Specifically, the HTML text of the page is the input of the instance, and the normal user actions are the output of the training example. Recording the HTML text of the page is a straightforward operation. We next consider the normal user actions recorded by the agent.

Various user actions that appear likely to correlate with the user’s interest in a page include the number of hyperlinks clicked on by the user, the amount of scrolling the user performed, and whether the user bookmarked the page. In fact, our agent does record the number of hyperlinks clicked by the user for the page. However, our agent does not directly utilize the latter two actions, but for different reasons. Technology limitations currently prevent the agent from obtaining an accurate measure of the amount of scrolling by a user, and although bookmarking a page is likely the action most highly correlated with user interest in a page, it is too rare an event for it to be of much use. However, measuring only one action is unlikely to be sufficient for an agent to reliably label a web page as either interesting or uninteresting. Thus, in addition to recording the number of links clicked on by the user, our agent records the level of activity for two other normal actions, which give the agent additional insight into the level of user interest in a page.

The first action serves as a surrogate measure of the amount of scrolling performed by the user on a page, and, similarly, the second action serves as a surrogate measure for mouse activity on the page.

The surrogate measure for the amount of scrolling performed by the user is the number of command-state changes on the page. A command-state change is an internal event in the IE event model that occurs when the user resizes the IE window, utilizes the Edit menu, or scrolls. The vast majority of the command-state changes are the result of user scrolling, and thus command-state changes serve as a reliable surrogate for the amount of user-scrolling activity.

Similarly, status-bar-text changes serve as the surrogate for mouse activity. Status-bar-text changes occur when the user moves the mouse over a hyperlink (the URL of the hyperlink is displayed in the status bar) or navigates through a menu (a description of the command pointed to by the mouse is displayed in the status bar). Hence, status bar text changes correlate with mouse activity.

For simplicity, we will refer to these surrogates by the action that each measures; hence, we will refer to the agent’s measure of user scrolling and mouse activity.

Thus, when the user navigates to a new page, the agents records (a) the text of the HTML text; (b) the number of hyperlinks the user clicked on; (c) the amount of user scrolling activity; and (d) the amount of user mouse activity. Of these, (a) creates the input and (b)-(d) constitute the outputs of our training examples.

When the user returns to a page he or she has previously visited recently, it is logical that the agent should add the user actions recorded during this return visit to the user actions recorded during the previous visit. This makes sense because often a user navigates back-and-forth to many pages from a single ‘start’ page, and the user is likely very interested in this start page. Creating a new training example for the page each time and recording only the user actions for that particular visit does not capture the user’s true interest in the page in this situation. Hence, the agent sums the actions of the user on each page visited over a finite period of time; the active time for an instance is this finite period of time during which the user’s actions on a page are summed together.

-- -- --

Exercise tasks >>
[A] According to the passage on the browsing agent, what does the agent use as a surrogate for mouse activity?
[B] Write the next part of the passage on the browsing agent, starting after its final sentence.

Element-and-box listings

-- -- --

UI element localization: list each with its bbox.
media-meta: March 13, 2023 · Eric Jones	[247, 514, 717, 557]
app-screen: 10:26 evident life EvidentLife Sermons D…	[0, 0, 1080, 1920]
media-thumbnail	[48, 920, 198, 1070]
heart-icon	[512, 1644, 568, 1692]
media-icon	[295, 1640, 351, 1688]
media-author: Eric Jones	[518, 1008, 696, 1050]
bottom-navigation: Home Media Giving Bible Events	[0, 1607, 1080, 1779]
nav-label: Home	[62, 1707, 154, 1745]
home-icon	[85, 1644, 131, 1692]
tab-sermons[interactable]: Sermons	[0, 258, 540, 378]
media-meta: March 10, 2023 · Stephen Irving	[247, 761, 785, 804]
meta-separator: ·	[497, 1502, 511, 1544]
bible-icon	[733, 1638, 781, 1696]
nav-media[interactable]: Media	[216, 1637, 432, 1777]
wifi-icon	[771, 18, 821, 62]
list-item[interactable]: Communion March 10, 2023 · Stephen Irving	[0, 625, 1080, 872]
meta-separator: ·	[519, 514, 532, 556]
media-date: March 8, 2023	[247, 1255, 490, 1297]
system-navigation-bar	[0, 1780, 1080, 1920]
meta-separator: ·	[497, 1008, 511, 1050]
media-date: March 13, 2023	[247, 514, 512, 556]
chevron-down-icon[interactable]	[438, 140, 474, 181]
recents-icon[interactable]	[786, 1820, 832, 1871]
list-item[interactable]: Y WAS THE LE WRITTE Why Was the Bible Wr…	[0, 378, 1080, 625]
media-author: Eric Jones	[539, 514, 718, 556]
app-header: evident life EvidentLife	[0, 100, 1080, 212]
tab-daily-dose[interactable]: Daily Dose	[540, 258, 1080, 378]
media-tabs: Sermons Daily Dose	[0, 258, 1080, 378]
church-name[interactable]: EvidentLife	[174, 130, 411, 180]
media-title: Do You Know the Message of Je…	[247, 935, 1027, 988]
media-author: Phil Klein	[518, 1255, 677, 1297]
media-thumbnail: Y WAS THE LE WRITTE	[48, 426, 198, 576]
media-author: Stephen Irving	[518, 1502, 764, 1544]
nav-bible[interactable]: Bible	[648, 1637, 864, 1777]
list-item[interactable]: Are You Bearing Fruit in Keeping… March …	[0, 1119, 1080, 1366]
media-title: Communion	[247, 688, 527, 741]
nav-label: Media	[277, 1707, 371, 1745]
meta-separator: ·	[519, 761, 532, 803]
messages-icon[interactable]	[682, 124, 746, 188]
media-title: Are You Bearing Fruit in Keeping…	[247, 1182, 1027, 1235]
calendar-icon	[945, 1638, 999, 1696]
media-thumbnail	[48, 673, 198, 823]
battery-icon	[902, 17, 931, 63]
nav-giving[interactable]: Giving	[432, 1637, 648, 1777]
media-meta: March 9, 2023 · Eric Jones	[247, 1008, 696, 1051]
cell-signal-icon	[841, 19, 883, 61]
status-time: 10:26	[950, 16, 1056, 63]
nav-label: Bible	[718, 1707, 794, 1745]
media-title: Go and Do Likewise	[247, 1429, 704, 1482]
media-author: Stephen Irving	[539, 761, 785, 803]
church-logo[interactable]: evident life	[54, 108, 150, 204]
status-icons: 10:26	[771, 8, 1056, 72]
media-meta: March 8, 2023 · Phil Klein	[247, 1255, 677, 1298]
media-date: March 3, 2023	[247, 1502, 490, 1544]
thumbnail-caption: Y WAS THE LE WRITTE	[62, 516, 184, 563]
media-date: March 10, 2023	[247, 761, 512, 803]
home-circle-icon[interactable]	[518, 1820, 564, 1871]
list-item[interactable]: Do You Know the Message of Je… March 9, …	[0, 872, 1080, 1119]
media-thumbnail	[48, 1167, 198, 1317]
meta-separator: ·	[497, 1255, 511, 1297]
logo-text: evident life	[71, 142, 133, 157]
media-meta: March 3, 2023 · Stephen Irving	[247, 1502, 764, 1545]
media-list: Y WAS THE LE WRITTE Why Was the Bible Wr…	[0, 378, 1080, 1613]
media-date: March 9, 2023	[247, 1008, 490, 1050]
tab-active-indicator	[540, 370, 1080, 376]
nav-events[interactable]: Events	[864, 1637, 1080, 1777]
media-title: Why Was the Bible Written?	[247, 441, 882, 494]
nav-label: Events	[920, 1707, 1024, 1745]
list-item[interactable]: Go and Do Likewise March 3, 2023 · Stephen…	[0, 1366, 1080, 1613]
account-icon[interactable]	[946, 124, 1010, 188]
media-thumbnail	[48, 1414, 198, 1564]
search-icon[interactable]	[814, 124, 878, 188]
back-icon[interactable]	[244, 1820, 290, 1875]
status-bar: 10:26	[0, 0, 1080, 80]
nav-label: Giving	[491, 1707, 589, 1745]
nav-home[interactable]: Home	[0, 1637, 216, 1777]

-- -- --

Task answers >>
[A] Status-bar-text changes.

[B]
Our agent currently uses an active time of twenty (20) minutes; future work will address means to determine the optimal active time for a user. If the user returns to the page after the active time, a new instance for the page is created and the actions are again during that instance’s active time. By employing the concept of an instance active time, the agent attempts to capture the user’s true interest in a page, whether the user performs many actions on a page in one visit or the user revisits a page many times and performs just a few actions on the page during each visit.

Step 2. Build labeled training instances from the information recorded in Step 1 and train on these instances.

The representation of the information collected by agent in Step 1 and the method of learning employed by the agent are highly interdependent. Hence, we discuss both the agent’s input vector representation and its learning algorithm together in this step.

Our agent’s fundamental goal is, given the HTML text of a web page, to predict the amount of normal user actions on the page. In other words, using the learning algorithm, the agent is to successfully predict the number of hyperlinks the user will click on, the amount of scrolling action the user will perform, and the amount of mouse action the user will do. Our agent employs a fully connected, three-layer neural network as its learning algorithm. Our choice to initially use a neural network was made largely out of convenience. We are currently evaluating other learning algorithms for this task.

Let us now discuss the topology of the neural network. We base our representation of the web page on the bag-of-words representation [6]; this representation is compatible with neural networks and empirically has proven quite successful in information retrieval [2, 5, 6]. The bag-of-words representation simply encodes the frequency of "keywords" on a page of HTML and ignores word order. (We explain below how we obtain a set of key words and phrases). This "frequency array" serves as the input to the network. Often these frequencies are normalized with respect to their expected values [6]; however, we are not yet performing such normalization in our agent.

Our agent uses an enhanced version of the basic bag-of-words representation. We equip our agent with the ability to handle "key phrases," which are simply phrases the agent is to look for as opposed to single words. Our agent can handle phrases containing up to three words. The agent simply treats a key phrase as a long word, and thus it handles keywords and key phrases in the same manner. Therefore, the number of input units for the network is the number of key words and phrases that are used by the agent.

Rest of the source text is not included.